→ **WRITTEN TASK**: Locate the lines where "screenshot" occurs and copy them as they stand.

→ **RECORD EXTRACTS**:
┄┄┄┄┄┄┄┄┄┄
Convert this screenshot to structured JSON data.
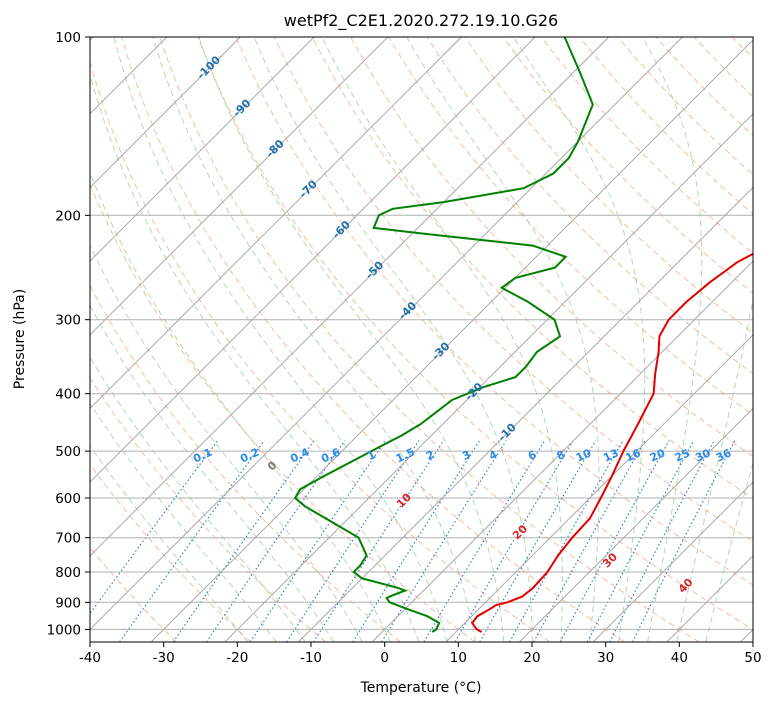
{
  "chart_data": {
    "type": "line",
    "title": "wetPf2_C2E1.2020.272.19.10.G26",
    "xlabel": "Temperature (°C)",
    "ylabel": "Pressure (hPa)",
    "xlim": [
      -40,
      50
    ],
    "ylim": [
      1050,
      100
    ],
    "y_scale": "log",
    "grid": true,
    "x_ticks": [
      -40,
      -30,
      -20,
      -10,
      0,
      10,
      20,
      30,
      40,
      50
    ],
    "y_ticks": [
      100,
      200,
      300,
      400,
      500,
      600,
      700,
      800,
      900,
      1000
    ],
    "temperature": {
      "color": "#e00000",
      "points": [
        {
          "p": 1010,
          "t": 13.5
        },
        {
          "p": 1000,
          "t": 12.5
        },
        {
          "p": 975,
          "t": 11.0
        },
        {
          "p": 950,
          "t": 10.8
        },
        {
          "p": 925,
          "t": 11.5
        },
        {
          "p": 910,
          "t": 11.8
        },
        {
          "p": 900,
          "t": 13.0
        },
        {
          "p": 880,
          "t": 14.2
        },
        {
          "p": 850,
          "t": 14.5
        },
        {
          "p": 800,
          "t": 14.3
        },
        {
          "p": 750,
          "t": 13.5
        },
        {
          "p": 700,
          "t": 13.0
        },
        {
          "p": 650,
          "t": 12.8
        },
        {
          "p": 600,
          "t": 11.5
        },
        {
          "p": 550,
          "t": 10.0
        },
        {
          "p": 500,
          "t": 8.2
        },
        {
          "p": 450,
          "t": 6.5
        },
        {
          "p": 400,
          "t": 4.5
        },
        {
          "p": 370,
          "t": 2.0
        },
        {
          "p": 340,
          "t": -0.5
        },
        {
          "p": 320,
          "t": -2.5
        },
        {
          "p": 300,
          "t": -3.5
        },
        {
          "p": 280,
          "t": -3.5
        },
        {
          "p": 260,
          "t": -3.0
        },
        {
          "p": 240,
          "t": -2.0
        },
        {
          "p": 225,
          "t": 0.0
        },
        {
          "p": 210,
          "t": 2.5
        },
        {
          "p": 200,
          "t": 4.0
        },
        {
          "p": 185,
          "t": 4.0
        },
        {
          "p": 170,
          "t": 3.0
        },
        {
          "p": 155,
          "t": 1.5
        },
        {
          "p": 140,
          "t": 0.0
        },
        {
          "p": 130,
          "t": -1.5
        },
        {
          "p": 120,
          "t": -1.5
        },
        {
          "p": 110,
          "t": -1.0
        },
        {
          "p": 100,
          "t": -0.5
        }
      ]
    },
    "dewpoint": {
      "color": "#008000",
      "points": [
        {
          "p": 1010,
          "t": 6.8
        },
        {
          "p": 1000,
          "t": 7.0
        },
        {
          "p": 975,
          "t": 6.5
        },
        {
          "p": 950,
          "t": 4.0
        },
        {
          "p": 925,
          "t": 0.5
        },
        {
          "p": 900,
          "t": -3.0
        },
        {
          "p": 885,
          "t": -4.0
        },
        {
          "p": 875,
          "t": -3.5
        },
        {
          "p": 860,
          "t": -2.5
        },
        {
          "p": 850,
          "t": -4.0
        },
        {
          "p": 820,
          "t": -10.0
        },
        {
          "p": 800,
          "t": -12.0
        },
        {
          "p": 780,
          "t": -12.0
        },
        {
          "p": 750,
          "t": -12.5
        },
        {
          "p": 700,
          "t": -16.0
        },
        {
          "p": 650,
          "t": -23.0
        },
        {
          "p": 620,
          "t": -27.5
        },
        {
          "p": 600,
          "t": -30.0
        },
        {
          "p": 580,
          "t": -30.5
        },
        {
          "p": 550,
          "t": -29.0
        },
        {
          "p": 500,
          "t": -26.0
        },
        {
          "p": 470,
          "t": -24.0
        },
        {
          "p": 450,
          "t": -23.0
        },
        {
          "p": 430,
          "t": -22.5
        },
        {
          "p": 410,
          "t": -22.0
        },
        {
          "p": 390,
          "t": -19.5
        },
        {
          "p": 375,
          "t": -16.5
        },
        {
          "p": 360,
          "t": -16.5
        },
        {
          "p": 340,
          "t": -17.0
        },
        {
          "p": 320,
          "t": -16.0
        },
        {
          "p": 300,
          "t": -19.0
        },
        {
          "p": 280,
          "t": -25.0
        },
        {
          "p": 265,
          "t": -30.5
        },
        {
          "p": 255,
          "t": -30.0
        },
        {
          "p": 245,
          "t": -26.0
        },
        {
          "p": 235,
          "t": -26.0
        },
        {
          "p": 225,
          "t": -32.0
        },
        {
          "p": 215,
          "t": -48.0
        },
        {
          "p": 210,
          "t": -56.0
        },
        {
          "p": 200,
          "t": -57.0
        },
        {
          "p": 195,
          "t": -56.0
        },
        {
          "p": 190,
          "t": -50.0
        },
        {
          "p": 180,
          "t": -41.0
        },
        {
          "p": 170,
          "t": -39.0
        },
        {
          "p": 160,
          "t": -39.0
        },
        {
          "p": 150,
          "t": -40.0
        },
        {
          "p": 130,
          "t": -43.0
        },
        {
          "p": 115,
          "t": -49.0
        },
        {
          "p": 100,
          "t": -56.0
        }
      ]
    },
    "isotherm_labels": [
      "-100",
      "-90",
      "-80",
      "-70",
      "-60",
      "-50",
      "-40",
      "-30",
      "-20",
      "-10"
    ],
    "isotherm_label_values": [
      -100,
      -90,
      -80,
      -70,
      -60,
      -50,
      -40,
      -30,
      -20,
      -10
    ],
    "mixing_ratio_labels": [
      "0.1",
      "0.2",
      "0.4",
      "0.6",
      "1",
      "1.5",
      "2",
      "3",
      "4",
      "6",
      "8",
      "10",
      "13",
      "16",
      "20",
      "25",
      "30",
      "36"
    ],
    "mixing_ratio_values": [
      0.1,
      0.2,
      0.4,
      0.6,
      1,
      1.5,
      2,
      3,
      4,
      6,
      8,
      10,
      13,
      16,
      20,
      25,
      30,
      36
    ],
    "moist_adiabat_labels": [
      "0",
      "10",
      "20",
      "30",
      "40"
    ],
    "moist_adiabat_values": [
      0,
      10,
      20,
      30,
      40
    ]
  }
}
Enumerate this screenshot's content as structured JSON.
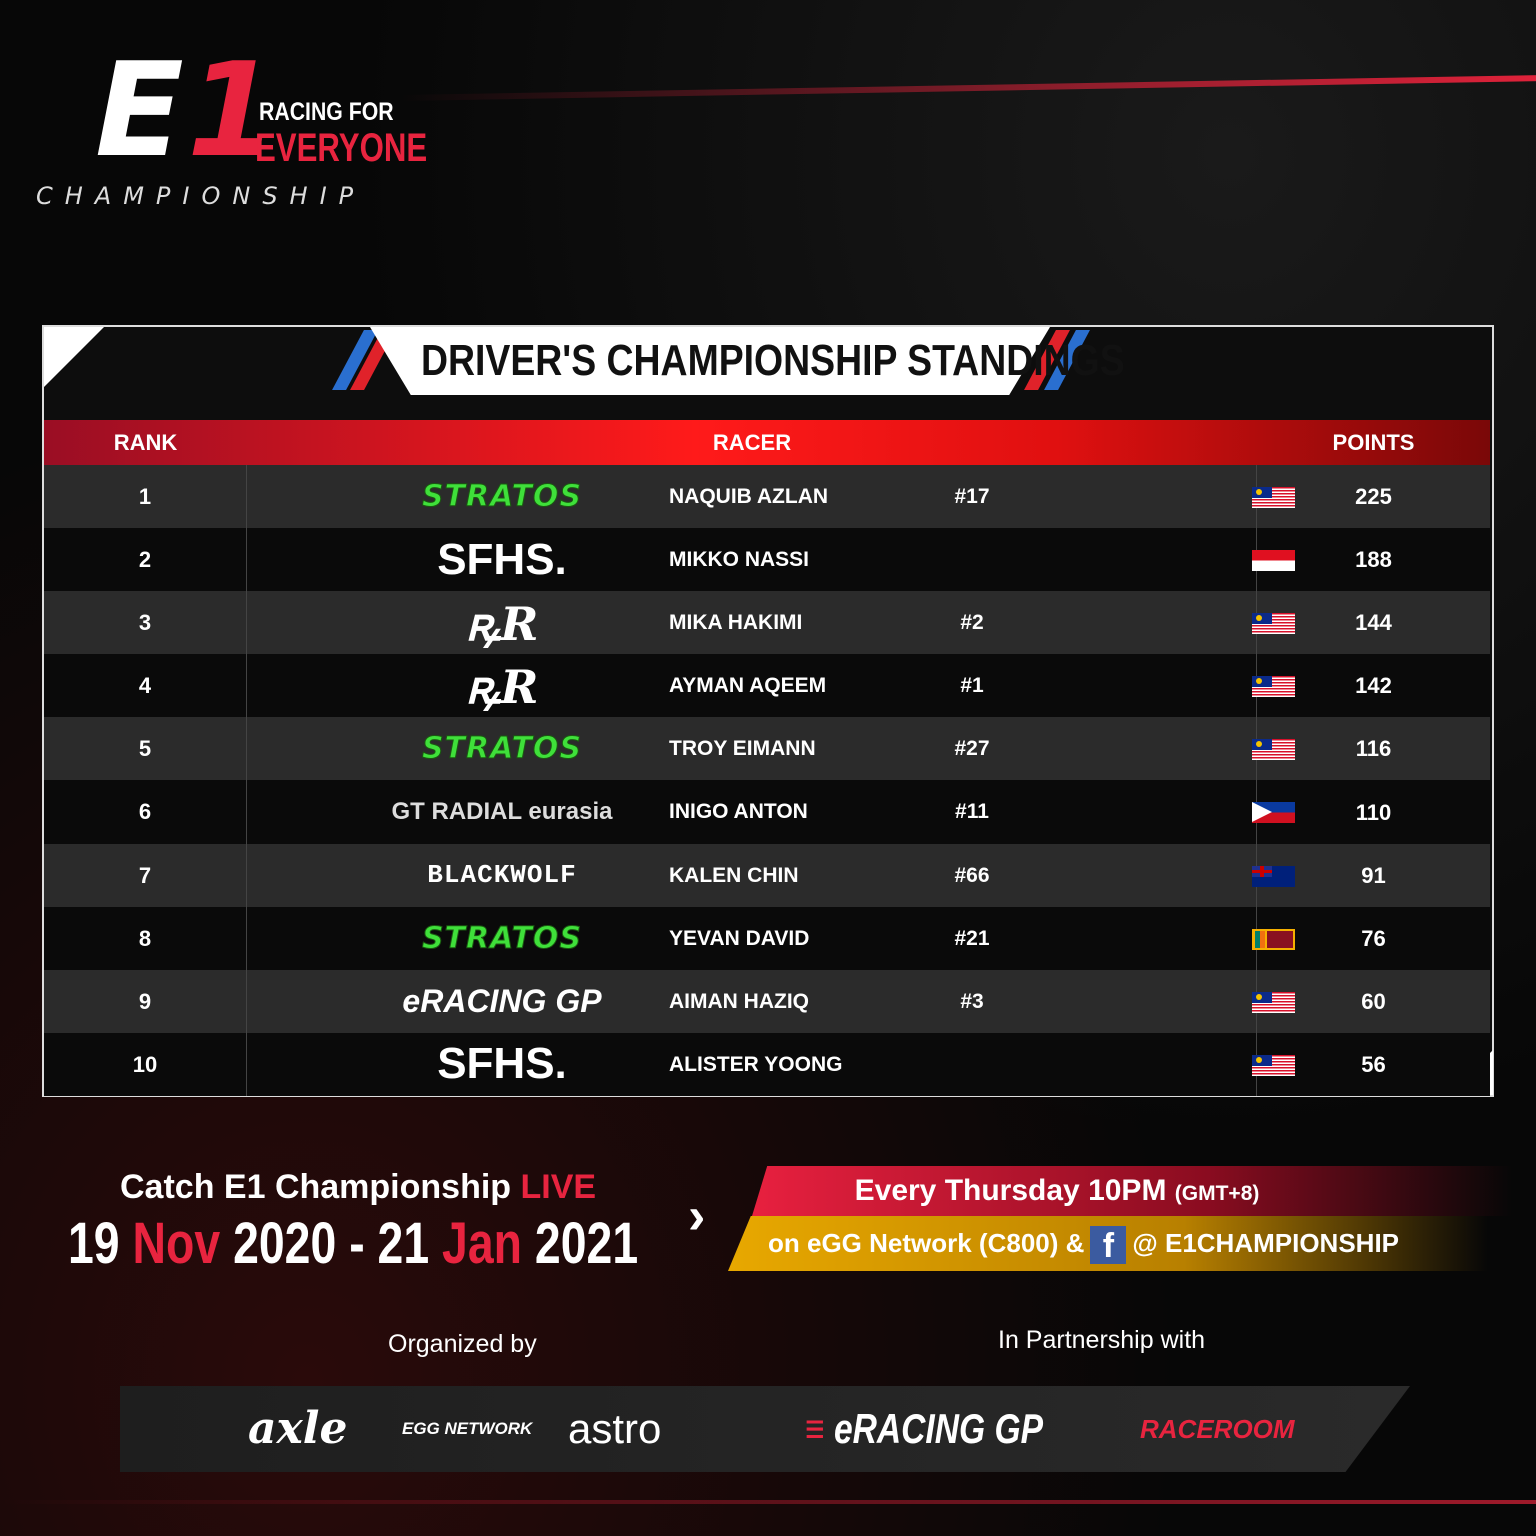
{
  "brand": {
    "logo_text": "E1",
    "tagline_top": "RACING FOR",
    "tagline_bottom": "EVERYONE",
    "subtitle": "CHAMPIONSHIP",
    "accent": "#e8243f"
  },
  "title": "DRIVER'S CHAMPIONSHIP STANDINGS",
  "table": {
    "headers": {
      "rank": "RANK",
      "racer": "RACER",
      "points": "POINTS"
    },
    "rows": [
      {
        "rank": "1",
        "team": "STRATOS",
        "team_style": "stratos",
        "name": "NAQUIB AZLAN",
        "number": "#17",
        "flag": "malaysia",
        "points": "225"
      },
      {
        "rank": "2",
        "team": "SFHS.",
        "team_style": "sfhs",
        "name": "MIKKO NASSI",
        "number": "",
        "flag": "singapore",
        "points": "188"
      },
      {
        "rank": "3",
        "team": "ꝶR",
        "team_style": "r",
        "name": "MIKA HAKIMI",
        "number": "#2",
        "flag": "malaysia",
        "points": "144"
      },
      {
        "rank": "4",
        "team": "ꝶR",
        "team_style": "r",
        "name": "AYMAN AQEEM",
        "number": "#1",
        "flag": "malaysia",
        "points": "142"
      },
      {
        "rank": "5",
        "team": "STRATOS",
        "team_style": "stratos",
        "name": "TROY EIMANN",
        "number": "#27",
        "flag": "malaysia",
        "points": "116"
      },
      {
        "rank": "6",
        "team": "GT RADIAL eurasia",
        "team_style": "gt",
        "name": "INIGO ANTON",
        "number": "#11",
        "flag": "philippines",
        "points": "110"
      },
      {
        "rank": "7",
        "team": "BLACKWOLF",
        "team_style": "bw",
        "name": "KALEN CHIN",
        "number": "#66",
        "flag": "australia",
        "points": "91"
      },
      {
        "rank": "8",
        "team": "STRATOS",
        "team_style": "stratos",
        "name": "YEVAN DAVID",
        "number": "#21",
        "flag": "sri-lanka",
        "points": "76"
      },
      {
        "rank": "9",
        "team": "eRACING GP",
        "team_style": "egp",
        "name": "AIMAN HAZIQ",
        "number": "#3",
        "flag": "malaysia",
        "points": "60"
      },
      {
        "rank": "10",
        "team": "SFHS.",
        "team_style": "sfhs",
        "name": "ALISTER YOONG",
        "number": "",
        "flag": "malaysia",
        "points": "56"
      }
    ]
  },
  "promo": {
    "catch": "Catch E1 Championship",
    "live": "LIVE",
    "d1": "19",
    "m1": "Nov",
    "y1": "2020 - 21",
    "m2": "Jan",
    "y2": "2021",
    "chevron": "›",
    "schedule": "Every Thursday 10PM",
    "timezone": "(GMT+8)",
    "channel": "on eGG Network (C800) &",
    "fb_icon": "f",
    "handle": "@ E1CHAMPIONSHIP"
  },
  "sponsors": {
    "organized_label": "Organized by",
    "partner_label": "In Partnership with",
    "organizers": [
      "axle",
      "EGG NETWORK",
      "astro"
    ],
    "partners": [
      "eRACING GP",
      "RACEROOM"
    ]
  }
}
┄┄┄┄┄┄┄┄┄┄
→ **THE REPLY**:
Convert this screenshot to structured JSON data.
Enumerate this screenshot's content as structured JSON.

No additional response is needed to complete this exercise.